Task
Nothing but a full, exact copy of the data is needed.

**** Materials provided ****

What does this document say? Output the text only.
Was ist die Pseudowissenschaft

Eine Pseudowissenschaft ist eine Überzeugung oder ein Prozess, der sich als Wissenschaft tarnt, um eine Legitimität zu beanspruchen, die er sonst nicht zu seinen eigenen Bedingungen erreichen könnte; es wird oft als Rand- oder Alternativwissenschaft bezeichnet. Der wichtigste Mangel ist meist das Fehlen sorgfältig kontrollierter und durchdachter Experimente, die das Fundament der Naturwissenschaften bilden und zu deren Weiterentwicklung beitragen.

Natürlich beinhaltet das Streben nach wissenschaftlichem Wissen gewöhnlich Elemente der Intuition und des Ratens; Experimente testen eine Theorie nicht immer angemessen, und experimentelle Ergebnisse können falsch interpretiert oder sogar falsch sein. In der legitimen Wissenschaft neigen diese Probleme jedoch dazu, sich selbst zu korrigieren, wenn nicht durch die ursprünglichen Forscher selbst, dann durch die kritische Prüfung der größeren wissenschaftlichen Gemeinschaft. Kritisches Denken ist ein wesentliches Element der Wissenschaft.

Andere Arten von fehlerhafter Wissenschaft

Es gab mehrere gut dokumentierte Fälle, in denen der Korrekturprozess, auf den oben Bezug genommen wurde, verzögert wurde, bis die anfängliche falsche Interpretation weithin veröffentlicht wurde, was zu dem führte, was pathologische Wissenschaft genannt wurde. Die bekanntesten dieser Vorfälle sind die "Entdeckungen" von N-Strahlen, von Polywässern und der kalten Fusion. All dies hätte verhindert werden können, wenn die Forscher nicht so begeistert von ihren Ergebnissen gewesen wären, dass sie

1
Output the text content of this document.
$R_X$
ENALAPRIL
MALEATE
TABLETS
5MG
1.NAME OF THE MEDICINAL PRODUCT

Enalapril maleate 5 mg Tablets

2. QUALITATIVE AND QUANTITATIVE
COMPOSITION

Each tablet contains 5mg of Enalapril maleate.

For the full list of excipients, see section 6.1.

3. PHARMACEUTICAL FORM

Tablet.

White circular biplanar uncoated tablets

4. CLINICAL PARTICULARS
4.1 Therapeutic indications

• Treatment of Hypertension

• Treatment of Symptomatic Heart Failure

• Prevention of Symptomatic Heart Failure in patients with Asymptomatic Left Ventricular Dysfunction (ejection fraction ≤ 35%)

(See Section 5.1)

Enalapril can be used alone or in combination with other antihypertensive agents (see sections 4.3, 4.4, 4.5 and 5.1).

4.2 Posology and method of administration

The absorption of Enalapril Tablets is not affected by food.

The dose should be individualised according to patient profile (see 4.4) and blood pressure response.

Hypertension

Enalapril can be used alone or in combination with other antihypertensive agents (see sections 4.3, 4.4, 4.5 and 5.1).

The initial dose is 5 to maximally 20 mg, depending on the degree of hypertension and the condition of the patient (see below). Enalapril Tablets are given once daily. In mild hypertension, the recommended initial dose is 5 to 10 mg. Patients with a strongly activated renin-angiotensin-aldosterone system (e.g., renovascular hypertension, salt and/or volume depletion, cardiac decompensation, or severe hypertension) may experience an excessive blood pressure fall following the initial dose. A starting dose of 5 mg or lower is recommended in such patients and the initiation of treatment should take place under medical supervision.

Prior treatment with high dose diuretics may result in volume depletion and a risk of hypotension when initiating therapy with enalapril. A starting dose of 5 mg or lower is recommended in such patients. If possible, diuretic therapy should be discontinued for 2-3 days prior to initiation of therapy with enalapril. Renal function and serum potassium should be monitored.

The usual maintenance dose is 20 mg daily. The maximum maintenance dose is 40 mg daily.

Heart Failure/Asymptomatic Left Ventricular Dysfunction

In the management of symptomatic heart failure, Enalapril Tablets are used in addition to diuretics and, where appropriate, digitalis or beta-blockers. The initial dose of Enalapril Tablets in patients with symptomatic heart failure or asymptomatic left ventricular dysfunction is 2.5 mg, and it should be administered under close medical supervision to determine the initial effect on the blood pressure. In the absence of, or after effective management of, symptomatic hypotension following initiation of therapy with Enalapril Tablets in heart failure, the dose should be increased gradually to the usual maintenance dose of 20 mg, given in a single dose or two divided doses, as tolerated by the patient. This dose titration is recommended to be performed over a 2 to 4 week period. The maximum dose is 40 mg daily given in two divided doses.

****

Reply to the task
What does this document say? Output the text only.
Was ist die Pseudowissenschaft

Eine Pseudowissenschaft ist eine Überzeugung oder ein Prozess, der sich als Wissenschaft tarnt, um eine Legitimität zu beanspruchen, die er sonst nicht zu seinen eigenen Bedingungen erreichen könnte; es wird oft als Rand- oder Alternativwissenschaft bezeichnet. Der wichtigste Mangel ist meist das Fehlen sorgfältig kontrollierter und durchdachter Experimente, die das Fundament der Naturwissenschaften bilden und zu deren Weiterentwicklung beitragen.

Natürlich beinhaltet das Streben nach wissenschaftlichem Wissen gewöhnlich Elemente der Intuition und des Ratens; Experimente testen eine Theorie nicht immer angemessen, und experimentelle Ergebnisse können falsch interpretiert oder sogar falsch sein. In der legitimen Wissenschaft neigen diese Probleme jedoch dazu, sich selbst zu korrigieren, wenn nicht durch die ursprünglichen Forscher selbst, dann durch die kritische Prüfung der größeren wissenschaftlichen Gemeinschaft. Kritisches Denken ist ein wesentliches Element der Wissenschaft.

Andere Arten von fehlerhafter Wissenschaft

Es gab mehrere gut dokumentierte Fälle, in denen der Korrekturprozess, auf den oben Bezug genommen wurde, verzögert wurde, bis die anfängliche falsche Interpretation weithin veröffentlicht wurde, was zu dem führte, was pathologische Wissenschaft genannt wurde. Die bekanntesten dieser Vorfälle sind die "Entdeckungen" von N-Strahlen, von Polywässern und der kalten Fusion. All dies hätte verhindert werden können, wenn die Forscher nicht so begeistert von ihren Ergebnissen gewesen wären, dass sie

1
Output the text content of this document.
$R_X$
ENALAPRIL
MALEATE
TABLETS
5MG
1.NAME OF THE MEDICINAL PRODUCT

Enalapril maleate 5 mg Tablets

2. QUALITATIVE AND QUANTITATIVE
COMPOSITION

Each tablet contains 5mg of Enalapril maleate.

For the full list of excipients, see section 6.1.

3. PHARMACEUTICAL FORM

Tablet.

White circular biplanar uncoated tablets

4. CLINICAL PARTICULARS
4.1 Therapeutic indications

• Treatment of Hypertension

• Treatment of Symptomatic Heart Failure

• Prevention of Symptomatic Heart Failure in patients with Asymptomatic Left Ventricular Dysfunction (ejection fraction ≤ 35%)

(See Section 5.1)

Enalapril can be used alone or in combination with other antihypertensive agents (see sections 4.3, 4.4, 4.5 and 5.1).

4.2 Posology and method of administration

The absorption of Enalapril Tablets is not affected by food.

The dose should be individualised according to patient profile (see 4.4) and blood pressure response.

Hypertension

Enalapril can be used alone or in combination with other antihypertensive agents (see sections 4.3, 4.4, 4.5 and 5.1).

The initial dose is 5 to maximally 20 mg, depending on the degree of hypertension and the condition of the patient (see below). Enalapril Tablets are given once daily. In mild hypertension, the recommended initial dose is 5 to 10 mg. Patients with a strongly activated renin-angiotensin-aldosterone system (e.g., renovascular hypertension, salt and/or volume depletion, cardiac decompensation, or severe hypertension) may experience an excessive blood pressure fall following the initial dose. A starting dose of 5 mg or lower is recommended in such patients and the initiation of treatment should take place under medical supervision.

Prior treatment with high dose diuretics may result in volume depletion and a risk of hypotension when initiating therapy with enalapril. A starting dose of 5 mg or lower is recommended in such patients. If possible, diuretic therapy should be discontinued for 2-3 days prior to initiation of therapy with enalapril. Renal function and serum potassium should be monitored.

The usual maintenance dose is 20 mg daily. The maximum maintenance dose is 40 mg daily.

Heart Failure/Asymptomatic Left Ventricular Dysfunction

In the management of symptomatic heart failure, Enalapril Tablets are used in addition to diuretics and, where appropriate, digitalis or beta-blockers. The initial dose of Enalapril Tablets in patients with symptomatic heart failure or asymptomatic left ventricular dysfunction is 2.5 mg, and it should be administered under close medical supervision to determine the initial effect on the blood pressure. In the absence of, or after effective management of, symptomatic hypotension following initiation of therapy with Enalapril Tablets in heart failure, the dose should be increased gradually to the usual maintenance dose of 20 mg, given in a single dose or two divided doses, as tolerated by the patient. This dose titration is recommended to be performed over a 2 to 4 week period. The maximum dose is 40 mg daily given in two divided doses.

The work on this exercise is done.